* _YOUR GOAL_: Of all the lines in these entries, how many contain the string "image"? Give only that count.

* _DATASET CONTENT_:
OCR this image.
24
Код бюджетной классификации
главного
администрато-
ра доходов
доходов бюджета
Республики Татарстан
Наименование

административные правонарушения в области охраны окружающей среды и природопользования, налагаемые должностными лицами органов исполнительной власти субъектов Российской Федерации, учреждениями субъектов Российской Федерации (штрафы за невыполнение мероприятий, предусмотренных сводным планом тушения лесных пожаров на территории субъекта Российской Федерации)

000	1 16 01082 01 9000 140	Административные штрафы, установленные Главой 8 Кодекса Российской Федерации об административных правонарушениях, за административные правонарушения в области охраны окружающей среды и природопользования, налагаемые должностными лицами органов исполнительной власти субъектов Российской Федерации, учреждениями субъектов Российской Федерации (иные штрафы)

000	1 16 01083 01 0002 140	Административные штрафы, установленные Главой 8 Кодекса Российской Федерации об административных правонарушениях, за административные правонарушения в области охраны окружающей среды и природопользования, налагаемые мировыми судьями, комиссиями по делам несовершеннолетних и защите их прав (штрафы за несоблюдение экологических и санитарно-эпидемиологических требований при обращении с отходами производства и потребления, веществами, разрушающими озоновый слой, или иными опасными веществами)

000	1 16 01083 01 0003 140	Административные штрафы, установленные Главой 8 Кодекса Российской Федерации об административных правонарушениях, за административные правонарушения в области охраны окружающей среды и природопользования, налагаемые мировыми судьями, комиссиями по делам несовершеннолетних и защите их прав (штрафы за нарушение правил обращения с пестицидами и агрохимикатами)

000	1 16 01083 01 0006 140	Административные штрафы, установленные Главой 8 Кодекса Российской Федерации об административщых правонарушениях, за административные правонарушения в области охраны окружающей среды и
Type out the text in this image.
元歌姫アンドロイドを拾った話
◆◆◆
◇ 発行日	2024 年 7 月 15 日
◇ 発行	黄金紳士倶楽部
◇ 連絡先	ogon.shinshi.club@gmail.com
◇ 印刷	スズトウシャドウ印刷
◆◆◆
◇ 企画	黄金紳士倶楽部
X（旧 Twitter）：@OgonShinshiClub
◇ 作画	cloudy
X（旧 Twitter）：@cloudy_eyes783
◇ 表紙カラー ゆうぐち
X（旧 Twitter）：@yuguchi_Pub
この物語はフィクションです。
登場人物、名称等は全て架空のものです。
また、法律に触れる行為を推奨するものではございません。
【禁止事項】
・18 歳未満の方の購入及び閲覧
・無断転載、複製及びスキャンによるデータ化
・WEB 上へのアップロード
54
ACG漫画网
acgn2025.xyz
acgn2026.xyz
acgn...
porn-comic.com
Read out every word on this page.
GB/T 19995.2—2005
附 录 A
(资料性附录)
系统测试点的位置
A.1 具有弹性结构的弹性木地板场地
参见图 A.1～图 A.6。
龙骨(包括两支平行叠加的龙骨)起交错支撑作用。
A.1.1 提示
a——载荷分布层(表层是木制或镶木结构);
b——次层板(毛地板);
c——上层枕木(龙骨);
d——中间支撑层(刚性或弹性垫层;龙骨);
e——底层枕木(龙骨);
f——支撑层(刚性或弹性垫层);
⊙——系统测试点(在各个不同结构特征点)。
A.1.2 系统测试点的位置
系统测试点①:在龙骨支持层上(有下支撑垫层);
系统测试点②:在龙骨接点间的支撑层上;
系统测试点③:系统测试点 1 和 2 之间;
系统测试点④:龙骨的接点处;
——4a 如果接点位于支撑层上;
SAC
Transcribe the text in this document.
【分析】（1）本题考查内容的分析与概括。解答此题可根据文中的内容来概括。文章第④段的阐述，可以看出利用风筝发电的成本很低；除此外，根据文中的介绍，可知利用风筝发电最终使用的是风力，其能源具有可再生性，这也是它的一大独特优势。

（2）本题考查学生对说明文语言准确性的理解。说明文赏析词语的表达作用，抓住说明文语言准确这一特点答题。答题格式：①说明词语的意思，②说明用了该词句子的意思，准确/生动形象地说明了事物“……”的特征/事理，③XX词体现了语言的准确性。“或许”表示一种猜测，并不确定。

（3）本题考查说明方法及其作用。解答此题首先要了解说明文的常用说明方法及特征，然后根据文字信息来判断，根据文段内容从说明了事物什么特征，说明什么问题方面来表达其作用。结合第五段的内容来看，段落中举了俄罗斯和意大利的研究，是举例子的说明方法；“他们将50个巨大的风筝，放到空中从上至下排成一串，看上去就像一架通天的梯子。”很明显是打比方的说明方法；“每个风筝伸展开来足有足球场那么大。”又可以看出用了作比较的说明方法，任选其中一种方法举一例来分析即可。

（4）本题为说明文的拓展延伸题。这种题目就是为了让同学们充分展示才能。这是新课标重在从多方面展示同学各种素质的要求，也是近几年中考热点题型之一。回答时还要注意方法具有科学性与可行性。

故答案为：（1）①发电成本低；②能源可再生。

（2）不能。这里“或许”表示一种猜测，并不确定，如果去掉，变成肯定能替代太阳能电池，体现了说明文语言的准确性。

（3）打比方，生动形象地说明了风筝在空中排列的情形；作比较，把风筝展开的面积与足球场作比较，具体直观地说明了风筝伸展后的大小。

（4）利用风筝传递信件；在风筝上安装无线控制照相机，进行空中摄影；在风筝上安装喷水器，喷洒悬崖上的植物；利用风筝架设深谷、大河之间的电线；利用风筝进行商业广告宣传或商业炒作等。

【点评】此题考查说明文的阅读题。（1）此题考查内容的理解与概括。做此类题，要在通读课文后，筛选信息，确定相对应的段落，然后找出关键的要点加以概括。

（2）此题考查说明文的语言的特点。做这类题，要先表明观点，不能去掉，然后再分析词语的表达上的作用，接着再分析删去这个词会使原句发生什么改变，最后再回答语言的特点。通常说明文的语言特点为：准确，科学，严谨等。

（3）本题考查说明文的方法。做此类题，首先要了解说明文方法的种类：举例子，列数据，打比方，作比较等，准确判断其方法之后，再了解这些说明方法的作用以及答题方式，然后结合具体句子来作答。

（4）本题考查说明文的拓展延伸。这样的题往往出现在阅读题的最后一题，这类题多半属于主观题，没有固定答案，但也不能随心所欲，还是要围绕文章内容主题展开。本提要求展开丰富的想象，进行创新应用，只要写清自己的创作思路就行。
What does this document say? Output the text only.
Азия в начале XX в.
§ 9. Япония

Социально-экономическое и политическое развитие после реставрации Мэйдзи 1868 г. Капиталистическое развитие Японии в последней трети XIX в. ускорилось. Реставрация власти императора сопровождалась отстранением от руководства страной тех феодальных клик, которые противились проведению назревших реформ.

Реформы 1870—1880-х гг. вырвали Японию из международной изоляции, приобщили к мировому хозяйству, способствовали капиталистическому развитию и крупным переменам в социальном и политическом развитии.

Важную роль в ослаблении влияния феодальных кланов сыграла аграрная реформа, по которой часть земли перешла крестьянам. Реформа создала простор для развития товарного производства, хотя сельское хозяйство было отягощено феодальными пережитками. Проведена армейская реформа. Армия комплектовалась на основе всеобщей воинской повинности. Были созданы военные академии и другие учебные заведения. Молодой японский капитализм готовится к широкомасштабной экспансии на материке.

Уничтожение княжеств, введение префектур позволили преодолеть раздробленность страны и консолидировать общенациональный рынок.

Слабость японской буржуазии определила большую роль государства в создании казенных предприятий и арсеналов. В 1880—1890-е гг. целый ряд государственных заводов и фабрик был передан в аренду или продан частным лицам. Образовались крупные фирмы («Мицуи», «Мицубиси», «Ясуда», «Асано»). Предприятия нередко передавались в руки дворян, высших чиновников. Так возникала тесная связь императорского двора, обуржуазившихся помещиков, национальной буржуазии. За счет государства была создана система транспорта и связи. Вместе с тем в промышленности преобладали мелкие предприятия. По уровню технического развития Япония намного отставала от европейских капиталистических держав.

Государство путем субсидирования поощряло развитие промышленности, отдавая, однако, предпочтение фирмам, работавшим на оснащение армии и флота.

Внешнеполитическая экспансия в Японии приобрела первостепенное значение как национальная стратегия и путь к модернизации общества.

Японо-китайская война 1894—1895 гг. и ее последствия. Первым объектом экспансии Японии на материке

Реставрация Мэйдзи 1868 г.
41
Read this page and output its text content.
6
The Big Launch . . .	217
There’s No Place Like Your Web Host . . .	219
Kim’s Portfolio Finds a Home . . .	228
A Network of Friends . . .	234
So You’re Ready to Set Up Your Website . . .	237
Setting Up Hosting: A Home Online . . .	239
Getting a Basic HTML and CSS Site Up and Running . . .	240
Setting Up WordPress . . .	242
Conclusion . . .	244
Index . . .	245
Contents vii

* _TASK ANSWER_: 2